THE EXERCISE: Spot each line in the records below where the word "Average" occurs, then copy it.

RECORDED DATA:
• • • • • • •
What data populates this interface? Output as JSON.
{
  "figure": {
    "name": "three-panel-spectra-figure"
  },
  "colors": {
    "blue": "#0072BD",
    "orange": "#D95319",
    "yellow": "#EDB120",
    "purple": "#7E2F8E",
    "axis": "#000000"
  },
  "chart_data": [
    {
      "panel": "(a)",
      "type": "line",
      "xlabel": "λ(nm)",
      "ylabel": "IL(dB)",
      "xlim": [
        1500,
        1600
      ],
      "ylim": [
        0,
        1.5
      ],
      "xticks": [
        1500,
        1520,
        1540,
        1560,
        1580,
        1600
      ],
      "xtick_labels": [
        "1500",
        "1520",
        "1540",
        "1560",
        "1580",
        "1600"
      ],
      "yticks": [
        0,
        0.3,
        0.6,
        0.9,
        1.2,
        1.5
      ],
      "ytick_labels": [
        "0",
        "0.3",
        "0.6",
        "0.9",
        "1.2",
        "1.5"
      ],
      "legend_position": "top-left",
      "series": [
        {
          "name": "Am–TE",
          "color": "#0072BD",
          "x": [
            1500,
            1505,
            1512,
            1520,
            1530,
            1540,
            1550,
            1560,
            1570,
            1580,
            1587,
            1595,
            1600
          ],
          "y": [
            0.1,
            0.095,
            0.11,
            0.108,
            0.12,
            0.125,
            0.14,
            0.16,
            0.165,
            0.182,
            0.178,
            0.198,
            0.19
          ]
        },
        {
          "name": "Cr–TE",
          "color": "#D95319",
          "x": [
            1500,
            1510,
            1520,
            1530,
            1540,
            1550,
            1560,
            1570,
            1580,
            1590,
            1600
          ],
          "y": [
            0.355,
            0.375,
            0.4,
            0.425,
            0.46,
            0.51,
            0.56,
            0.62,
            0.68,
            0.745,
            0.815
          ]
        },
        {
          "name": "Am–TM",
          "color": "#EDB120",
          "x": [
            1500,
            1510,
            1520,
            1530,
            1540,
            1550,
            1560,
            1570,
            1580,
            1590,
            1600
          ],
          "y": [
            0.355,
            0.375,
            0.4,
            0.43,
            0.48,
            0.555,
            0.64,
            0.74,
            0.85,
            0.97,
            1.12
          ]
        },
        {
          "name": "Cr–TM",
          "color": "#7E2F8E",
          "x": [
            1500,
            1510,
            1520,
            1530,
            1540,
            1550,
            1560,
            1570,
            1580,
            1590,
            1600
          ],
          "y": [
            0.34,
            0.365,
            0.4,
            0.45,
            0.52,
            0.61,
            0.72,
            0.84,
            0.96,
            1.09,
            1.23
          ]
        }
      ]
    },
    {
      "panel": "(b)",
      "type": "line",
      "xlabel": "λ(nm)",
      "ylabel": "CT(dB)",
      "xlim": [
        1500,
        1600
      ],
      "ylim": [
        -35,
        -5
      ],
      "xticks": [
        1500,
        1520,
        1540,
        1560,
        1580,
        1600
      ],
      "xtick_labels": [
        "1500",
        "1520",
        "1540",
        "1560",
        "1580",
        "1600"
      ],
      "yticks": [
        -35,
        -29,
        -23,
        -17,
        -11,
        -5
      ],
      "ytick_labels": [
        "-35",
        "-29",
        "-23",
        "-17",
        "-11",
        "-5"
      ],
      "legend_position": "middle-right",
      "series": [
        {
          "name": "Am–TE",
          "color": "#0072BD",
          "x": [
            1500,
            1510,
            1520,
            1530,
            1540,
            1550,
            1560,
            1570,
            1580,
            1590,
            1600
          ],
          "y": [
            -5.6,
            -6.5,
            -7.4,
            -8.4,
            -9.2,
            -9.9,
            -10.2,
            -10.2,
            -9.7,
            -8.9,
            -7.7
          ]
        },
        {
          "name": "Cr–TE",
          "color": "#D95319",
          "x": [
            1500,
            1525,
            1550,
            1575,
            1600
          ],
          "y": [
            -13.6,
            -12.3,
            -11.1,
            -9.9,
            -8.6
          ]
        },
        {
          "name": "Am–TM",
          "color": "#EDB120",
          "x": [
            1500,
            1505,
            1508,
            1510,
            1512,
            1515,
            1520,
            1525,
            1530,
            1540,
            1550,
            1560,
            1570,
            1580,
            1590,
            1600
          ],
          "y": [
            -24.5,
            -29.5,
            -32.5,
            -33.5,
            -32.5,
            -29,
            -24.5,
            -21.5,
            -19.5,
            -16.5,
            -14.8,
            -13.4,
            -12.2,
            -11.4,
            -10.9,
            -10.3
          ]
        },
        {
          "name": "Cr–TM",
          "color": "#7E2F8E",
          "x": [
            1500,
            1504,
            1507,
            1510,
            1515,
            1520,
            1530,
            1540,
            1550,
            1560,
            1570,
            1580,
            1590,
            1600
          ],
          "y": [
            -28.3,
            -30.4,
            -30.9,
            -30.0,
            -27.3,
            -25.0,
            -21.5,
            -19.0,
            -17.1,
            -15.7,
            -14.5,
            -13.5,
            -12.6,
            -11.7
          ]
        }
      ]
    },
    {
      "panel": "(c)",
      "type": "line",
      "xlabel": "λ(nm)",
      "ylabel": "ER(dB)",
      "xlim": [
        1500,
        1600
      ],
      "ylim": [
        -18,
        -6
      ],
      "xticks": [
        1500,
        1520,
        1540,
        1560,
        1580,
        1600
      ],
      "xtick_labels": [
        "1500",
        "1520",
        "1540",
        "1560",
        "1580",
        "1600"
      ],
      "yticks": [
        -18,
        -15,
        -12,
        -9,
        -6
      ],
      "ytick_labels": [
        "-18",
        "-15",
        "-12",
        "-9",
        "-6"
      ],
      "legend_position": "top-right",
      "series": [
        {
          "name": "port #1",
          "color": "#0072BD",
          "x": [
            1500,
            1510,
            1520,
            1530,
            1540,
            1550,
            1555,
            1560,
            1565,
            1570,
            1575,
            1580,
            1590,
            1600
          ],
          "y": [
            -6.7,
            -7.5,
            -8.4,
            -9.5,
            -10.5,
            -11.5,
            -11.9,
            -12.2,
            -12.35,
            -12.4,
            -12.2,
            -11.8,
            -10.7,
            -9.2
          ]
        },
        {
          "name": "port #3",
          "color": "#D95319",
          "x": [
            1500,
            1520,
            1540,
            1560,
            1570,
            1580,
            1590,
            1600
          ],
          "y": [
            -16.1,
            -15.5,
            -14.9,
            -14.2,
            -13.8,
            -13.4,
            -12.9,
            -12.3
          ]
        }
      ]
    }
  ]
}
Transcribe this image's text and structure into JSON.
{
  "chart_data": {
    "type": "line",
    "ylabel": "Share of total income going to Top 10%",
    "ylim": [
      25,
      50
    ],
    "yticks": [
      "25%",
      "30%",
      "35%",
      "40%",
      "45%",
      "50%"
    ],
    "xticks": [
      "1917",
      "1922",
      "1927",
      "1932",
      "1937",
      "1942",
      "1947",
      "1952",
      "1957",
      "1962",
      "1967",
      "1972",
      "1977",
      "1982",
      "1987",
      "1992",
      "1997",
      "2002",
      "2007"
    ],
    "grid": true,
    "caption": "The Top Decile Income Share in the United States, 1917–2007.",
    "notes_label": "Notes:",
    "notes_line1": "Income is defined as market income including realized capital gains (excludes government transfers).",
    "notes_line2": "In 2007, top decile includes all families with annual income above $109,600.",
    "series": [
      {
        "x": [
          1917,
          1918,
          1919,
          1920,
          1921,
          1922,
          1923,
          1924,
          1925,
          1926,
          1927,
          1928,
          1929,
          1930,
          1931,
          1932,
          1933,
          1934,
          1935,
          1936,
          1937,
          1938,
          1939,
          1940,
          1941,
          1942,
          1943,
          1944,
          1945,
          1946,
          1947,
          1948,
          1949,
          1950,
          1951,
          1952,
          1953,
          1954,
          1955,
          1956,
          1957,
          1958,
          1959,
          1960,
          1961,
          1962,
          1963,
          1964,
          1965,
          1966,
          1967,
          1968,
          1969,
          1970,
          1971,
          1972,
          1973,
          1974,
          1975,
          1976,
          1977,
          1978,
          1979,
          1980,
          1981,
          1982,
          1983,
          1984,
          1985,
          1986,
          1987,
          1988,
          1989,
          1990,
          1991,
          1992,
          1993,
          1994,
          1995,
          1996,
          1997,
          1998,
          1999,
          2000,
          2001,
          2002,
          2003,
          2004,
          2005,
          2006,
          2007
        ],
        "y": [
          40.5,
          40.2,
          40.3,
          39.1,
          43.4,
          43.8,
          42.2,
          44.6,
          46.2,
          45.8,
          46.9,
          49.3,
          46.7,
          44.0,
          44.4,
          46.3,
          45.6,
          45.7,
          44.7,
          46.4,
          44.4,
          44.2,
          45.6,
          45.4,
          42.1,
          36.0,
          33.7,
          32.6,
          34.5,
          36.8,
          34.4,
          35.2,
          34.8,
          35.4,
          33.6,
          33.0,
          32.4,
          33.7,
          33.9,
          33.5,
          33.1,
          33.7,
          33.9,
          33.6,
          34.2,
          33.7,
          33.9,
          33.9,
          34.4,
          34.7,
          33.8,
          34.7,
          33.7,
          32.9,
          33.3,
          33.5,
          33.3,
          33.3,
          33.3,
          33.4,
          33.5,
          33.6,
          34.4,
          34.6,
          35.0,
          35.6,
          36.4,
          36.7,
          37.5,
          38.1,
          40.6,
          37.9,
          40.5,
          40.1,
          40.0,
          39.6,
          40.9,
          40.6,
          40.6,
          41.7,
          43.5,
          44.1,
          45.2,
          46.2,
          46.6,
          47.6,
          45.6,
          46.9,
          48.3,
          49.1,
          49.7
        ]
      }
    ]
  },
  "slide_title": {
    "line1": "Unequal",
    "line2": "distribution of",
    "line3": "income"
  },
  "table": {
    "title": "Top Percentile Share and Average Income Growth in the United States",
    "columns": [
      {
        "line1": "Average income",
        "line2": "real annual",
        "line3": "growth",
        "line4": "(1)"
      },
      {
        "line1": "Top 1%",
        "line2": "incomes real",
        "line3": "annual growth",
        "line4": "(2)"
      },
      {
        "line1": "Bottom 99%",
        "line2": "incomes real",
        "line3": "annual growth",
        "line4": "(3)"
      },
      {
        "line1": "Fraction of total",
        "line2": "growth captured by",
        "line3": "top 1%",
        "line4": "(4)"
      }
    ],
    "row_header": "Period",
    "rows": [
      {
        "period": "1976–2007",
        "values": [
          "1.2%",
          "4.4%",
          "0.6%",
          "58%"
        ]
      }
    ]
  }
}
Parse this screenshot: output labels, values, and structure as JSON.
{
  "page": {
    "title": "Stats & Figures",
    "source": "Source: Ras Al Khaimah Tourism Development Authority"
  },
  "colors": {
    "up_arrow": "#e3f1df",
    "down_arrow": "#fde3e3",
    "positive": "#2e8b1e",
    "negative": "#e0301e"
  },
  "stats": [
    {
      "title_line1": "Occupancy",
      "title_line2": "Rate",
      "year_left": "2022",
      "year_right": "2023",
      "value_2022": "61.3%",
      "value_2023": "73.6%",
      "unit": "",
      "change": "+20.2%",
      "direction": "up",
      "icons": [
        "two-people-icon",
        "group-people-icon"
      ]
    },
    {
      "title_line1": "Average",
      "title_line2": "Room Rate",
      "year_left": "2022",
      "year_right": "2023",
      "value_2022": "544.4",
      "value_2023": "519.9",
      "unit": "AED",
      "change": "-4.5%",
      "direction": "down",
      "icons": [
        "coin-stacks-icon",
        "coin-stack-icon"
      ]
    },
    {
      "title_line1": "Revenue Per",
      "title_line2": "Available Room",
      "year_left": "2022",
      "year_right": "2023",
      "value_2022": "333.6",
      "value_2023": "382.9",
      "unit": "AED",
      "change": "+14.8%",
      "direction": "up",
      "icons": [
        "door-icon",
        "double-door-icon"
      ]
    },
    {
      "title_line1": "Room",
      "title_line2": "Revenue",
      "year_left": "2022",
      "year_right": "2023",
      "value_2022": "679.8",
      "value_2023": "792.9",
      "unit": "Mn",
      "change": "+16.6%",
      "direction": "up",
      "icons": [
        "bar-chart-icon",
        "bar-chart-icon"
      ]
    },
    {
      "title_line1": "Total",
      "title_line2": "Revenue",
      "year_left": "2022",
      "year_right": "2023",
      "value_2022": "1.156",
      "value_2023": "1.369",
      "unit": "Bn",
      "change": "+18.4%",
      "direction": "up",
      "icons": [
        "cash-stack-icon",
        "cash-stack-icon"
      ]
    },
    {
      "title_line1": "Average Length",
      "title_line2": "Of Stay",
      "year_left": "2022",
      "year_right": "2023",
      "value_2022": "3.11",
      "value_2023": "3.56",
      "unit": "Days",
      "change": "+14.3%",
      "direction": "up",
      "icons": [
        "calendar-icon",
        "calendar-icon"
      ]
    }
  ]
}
• • • • • • •
OUTPUT FOR THIS TASK:
    "title": "Top Percentile Share and Average Income Growth in the United States",
        "line1": "Average income",
      "title_line1": "Average",
      "title_line1": "Average Length",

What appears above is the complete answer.